== Data section ==
───
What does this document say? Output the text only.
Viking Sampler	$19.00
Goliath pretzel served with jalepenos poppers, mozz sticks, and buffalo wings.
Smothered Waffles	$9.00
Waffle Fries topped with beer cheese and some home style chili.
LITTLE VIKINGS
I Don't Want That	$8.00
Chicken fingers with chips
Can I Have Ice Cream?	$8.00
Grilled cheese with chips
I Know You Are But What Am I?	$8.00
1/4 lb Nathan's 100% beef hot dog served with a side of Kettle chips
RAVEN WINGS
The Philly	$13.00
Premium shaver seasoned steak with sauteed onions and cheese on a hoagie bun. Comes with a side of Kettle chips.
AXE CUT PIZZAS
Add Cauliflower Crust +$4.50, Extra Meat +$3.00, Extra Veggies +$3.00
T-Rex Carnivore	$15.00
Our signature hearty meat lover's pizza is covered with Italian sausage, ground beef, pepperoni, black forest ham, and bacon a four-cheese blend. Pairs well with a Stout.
───
== Given instruction ==
In the material above, how many lines hold the word "beef"? Say only the number.

== Expected output ==
2